* YOUR TASK *
Output the items from the line containing "I need the location" to the line containing "section-2-bullet-1 — [73, 419, 78, 424]", both included, reproducing them without any change.

* GIVEN RECORDS *
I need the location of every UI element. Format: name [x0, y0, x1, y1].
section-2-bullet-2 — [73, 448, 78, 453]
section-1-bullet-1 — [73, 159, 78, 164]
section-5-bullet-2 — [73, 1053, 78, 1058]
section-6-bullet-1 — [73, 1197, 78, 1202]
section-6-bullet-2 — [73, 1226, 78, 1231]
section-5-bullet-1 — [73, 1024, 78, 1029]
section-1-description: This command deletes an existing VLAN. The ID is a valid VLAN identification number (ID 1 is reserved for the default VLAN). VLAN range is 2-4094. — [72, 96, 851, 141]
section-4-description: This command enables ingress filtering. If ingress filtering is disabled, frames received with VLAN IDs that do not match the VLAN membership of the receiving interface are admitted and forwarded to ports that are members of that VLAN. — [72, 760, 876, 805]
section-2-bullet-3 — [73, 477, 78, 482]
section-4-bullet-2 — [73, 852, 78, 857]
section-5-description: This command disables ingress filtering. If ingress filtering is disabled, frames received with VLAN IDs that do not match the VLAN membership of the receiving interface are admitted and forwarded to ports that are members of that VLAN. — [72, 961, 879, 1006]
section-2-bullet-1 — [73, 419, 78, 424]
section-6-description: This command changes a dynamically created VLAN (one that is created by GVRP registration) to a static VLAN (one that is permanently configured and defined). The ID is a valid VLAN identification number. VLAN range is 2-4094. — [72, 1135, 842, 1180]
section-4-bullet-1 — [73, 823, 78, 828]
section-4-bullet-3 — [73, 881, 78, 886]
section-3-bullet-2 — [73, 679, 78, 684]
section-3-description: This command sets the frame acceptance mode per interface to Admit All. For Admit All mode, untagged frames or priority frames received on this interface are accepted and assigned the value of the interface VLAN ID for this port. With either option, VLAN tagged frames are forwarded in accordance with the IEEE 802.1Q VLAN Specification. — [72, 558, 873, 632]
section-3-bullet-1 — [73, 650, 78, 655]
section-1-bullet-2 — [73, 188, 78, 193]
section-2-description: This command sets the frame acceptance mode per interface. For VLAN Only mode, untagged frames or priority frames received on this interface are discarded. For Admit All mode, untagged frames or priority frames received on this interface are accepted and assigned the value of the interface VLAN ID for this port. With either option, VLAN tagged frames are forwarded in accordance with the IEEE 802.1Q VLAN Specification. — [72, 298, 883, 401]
* * *
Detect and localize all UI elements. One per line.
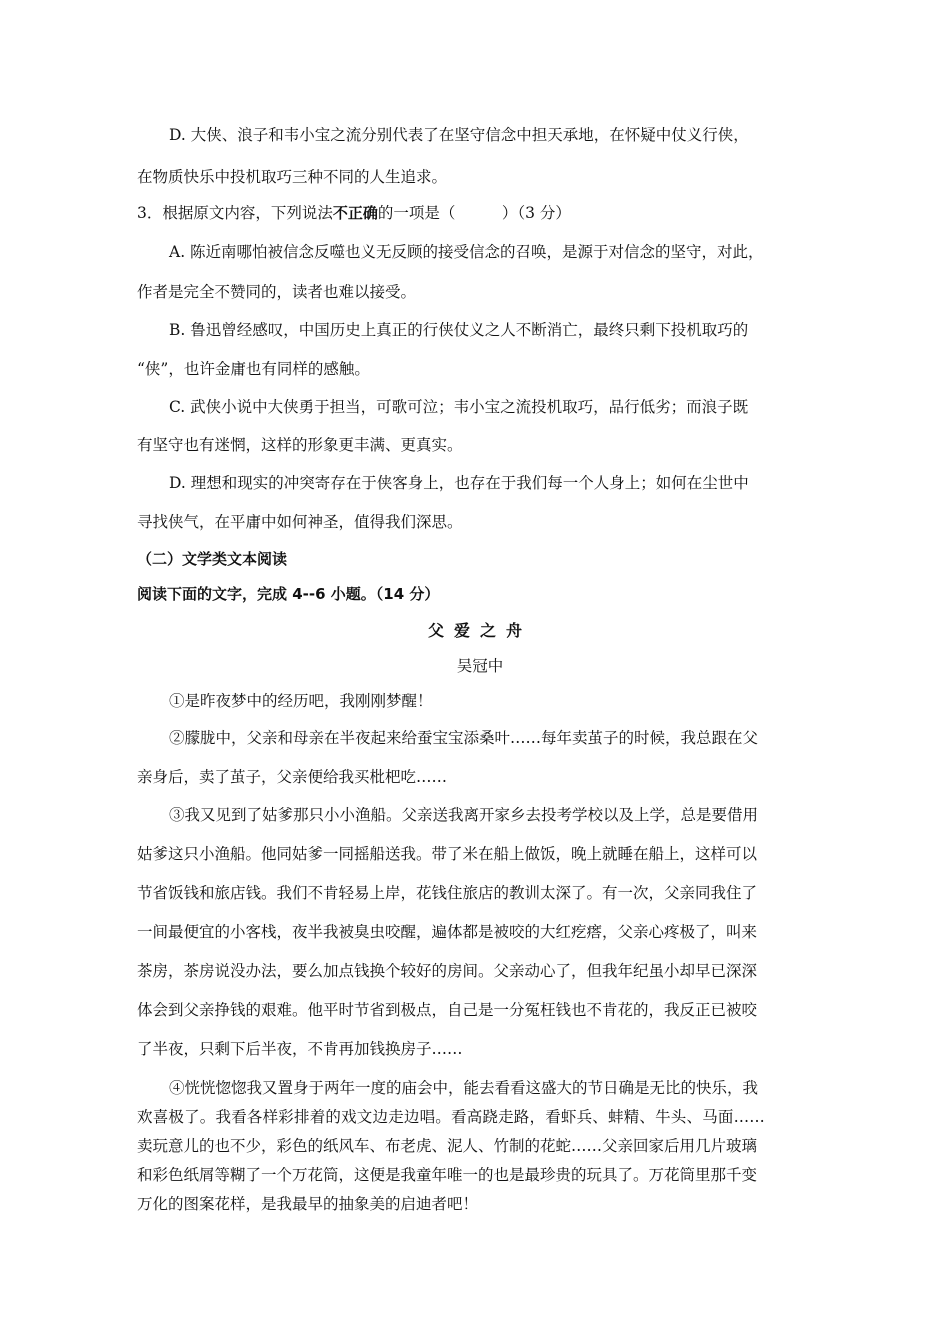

* FULL OUTPUT *
I need the location of every UI element. Format: name [x0, y0, x1, y1].
section-2-bullet-2 — [73, 448, 78, 453]
section-1-bullet-1 — [73, 159, 78, 164]
section-5-bullet-2 — [73, 1053, 78, 1058]
section-6-bullet-1 — [73, 1197, 78, 1202]
section-6-bullet-2 — [73, 1226, 78, 1231]
section-5-bullet-1 — [73, 1024, 78, 1029]
section-1-description: This command deletes an existing VLAN. The ID is a valid VLAN identification number (ID 1 is reserved for the default VLAN). VLAN range is 2-4094. — [72, 96, 851, 141]
section-4-description: This command enables ingress filtering. If ingress filtering is disabled, frames received with VLAN IDs that do not match the VLAN membership of the receiving interface are admitted and forwarded to ports that are members of that VLAN. — [72, 760, 876, 805]
section-2-bullet-3 — [73, 477, 78, 482]
section-4-bullet-2 — [73, 852, 78, 857]
section-5-description: This command disables ingress filtering. If ingress filtering is disabled, frames received with VLAN IDs that do not match the VLAN membership of the receiving interface are admitted and forwarded to ports that are members of that VLAN. — [72, 961, 879, 1006]
section-2-bullet-1 — [73, 419, 78, 424]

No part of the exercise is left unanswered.